### [TASK DESCRIPTION]
Quote the hazard function post below word for word, the stretch from "(Reference: Lawless, J." through "number of death?".

### [GIVEN TEXT]
=-=-=
# Hazard Function

The rate is the expected number of events per some unit (time, or spatial). $\text{Rate}=\frac{\text{numbers of events}}{\text{the length of time interval}}.\ldots (1)$

The definition of hazard function (or, hazard rate) is "the instantaneous rate of death at time $t$, given that the individual survives up to $t$".

The hazard function $h(t)$ can be defined as

$$h(t)=\lim_{\Delta t\to 0} \frac{Pr(t\le T<t+\Delta t|T\ge t)}{\Delta t}.\ldots (2)$$

(Reference: Lawless, J. F. (2011). Statistical models and methods for lifetime data (Vol. 362). John Wiley & Sons.).

My question is why $h(t)$ is not defined as $\frac{\text{NUMBER of death at time t, given that the individuals survive up to t}}{\Delta t}$?

More Specifically, why is the numerator of equation (2) probability? Why is it not number of death?
=-=-=
### [RAW DATA]
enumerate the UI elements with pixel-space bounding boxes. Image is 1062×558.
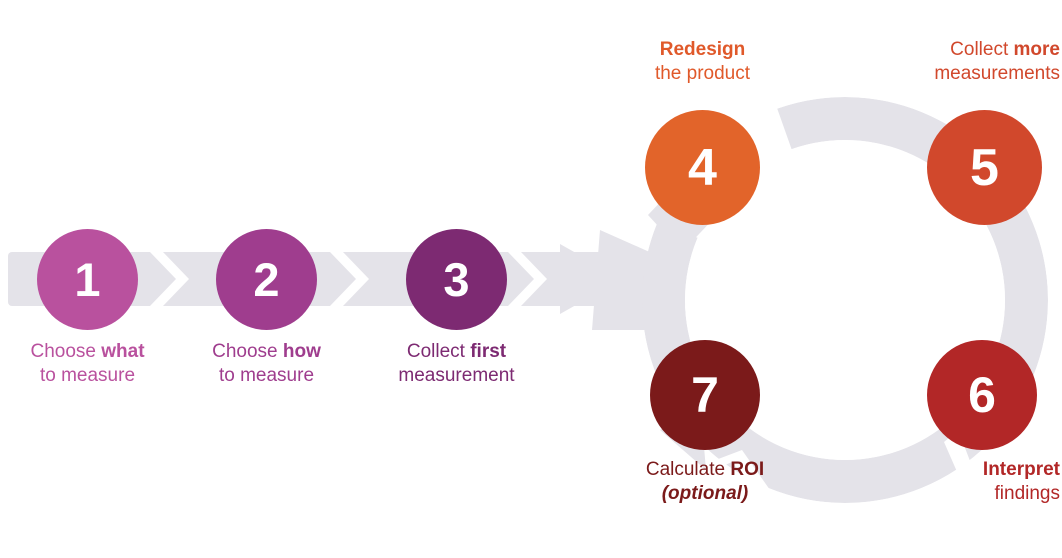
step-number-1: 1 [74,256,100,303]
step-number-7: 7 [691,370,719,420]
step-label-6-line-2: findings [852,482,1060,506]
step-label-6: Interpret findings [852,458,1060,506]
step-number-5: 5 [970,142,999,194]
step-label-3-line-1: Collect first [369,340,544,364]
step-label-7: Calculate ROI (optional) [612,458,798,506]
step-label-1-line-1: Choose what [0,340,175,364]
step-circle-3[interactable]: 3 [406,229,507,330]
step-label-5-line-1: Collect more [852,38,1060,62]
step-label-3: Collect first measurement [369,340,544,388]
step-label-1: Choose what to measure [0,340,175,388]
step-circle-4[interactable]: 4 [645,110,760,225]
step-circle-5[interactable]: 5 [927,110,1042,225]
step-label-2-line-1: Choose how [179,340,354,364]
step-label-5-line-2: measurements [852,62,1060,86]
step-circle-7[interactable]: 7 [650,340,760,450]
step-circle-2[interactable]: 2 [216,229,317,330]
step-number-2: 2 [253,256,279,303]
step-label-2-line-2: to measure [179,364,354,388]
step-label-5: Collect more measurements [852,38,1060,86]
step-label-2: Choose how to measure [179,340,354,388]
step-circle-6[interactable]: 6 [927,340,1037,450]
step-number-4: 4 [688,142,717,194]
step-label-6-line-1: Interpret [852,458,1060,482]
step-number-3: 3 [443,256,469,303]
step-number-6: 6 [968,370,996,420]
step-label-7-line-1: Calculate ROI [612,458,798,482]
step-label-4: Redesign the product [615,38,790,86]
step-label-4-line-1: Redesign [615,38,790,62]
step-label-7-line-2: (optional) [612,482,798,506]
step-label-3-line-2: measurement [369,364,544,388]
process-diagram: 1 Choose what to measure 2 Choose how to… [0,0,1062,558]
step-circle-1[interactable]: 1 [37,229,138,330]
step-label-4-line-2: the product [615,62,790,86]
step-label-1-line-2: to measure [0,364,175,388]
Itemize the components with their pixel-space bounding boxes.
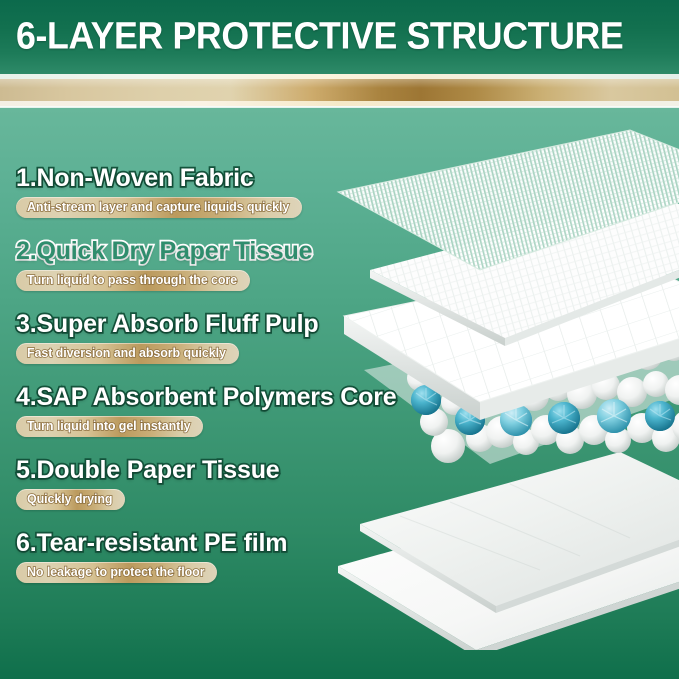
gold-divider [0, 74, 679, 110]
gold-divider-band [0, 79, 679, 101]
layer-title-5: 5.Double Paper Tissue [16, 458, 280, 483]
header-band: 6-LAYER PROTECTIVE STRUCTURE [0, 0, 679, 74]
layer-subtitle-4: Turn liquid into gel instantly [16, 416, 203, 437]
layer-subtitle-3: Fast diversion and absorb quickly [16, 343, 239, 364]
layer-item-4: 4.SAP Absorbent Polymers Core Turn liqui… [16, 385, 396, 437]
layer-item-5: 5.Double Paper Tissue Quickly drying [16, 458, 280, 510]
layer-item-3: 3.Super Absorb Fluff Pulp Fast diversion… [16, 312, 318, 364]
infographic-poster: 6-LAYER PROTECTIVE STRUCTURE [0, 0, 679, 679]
=-=-=
### [SOLUTION FOR THIS EXERCISE]
(Reference: Lawless, J. F. (2011). Statistical models and methods for lifetime data (Vol. 362). John Wiley & Sons.).

My question is why $h(t)$ is not defined as $\frac{\text{NUMBER of death at time t, given that the individuals survive up to t}}{\Delta t}$?

More Specifically, why is the numerator of equation (2) probability? Why is it not number of death?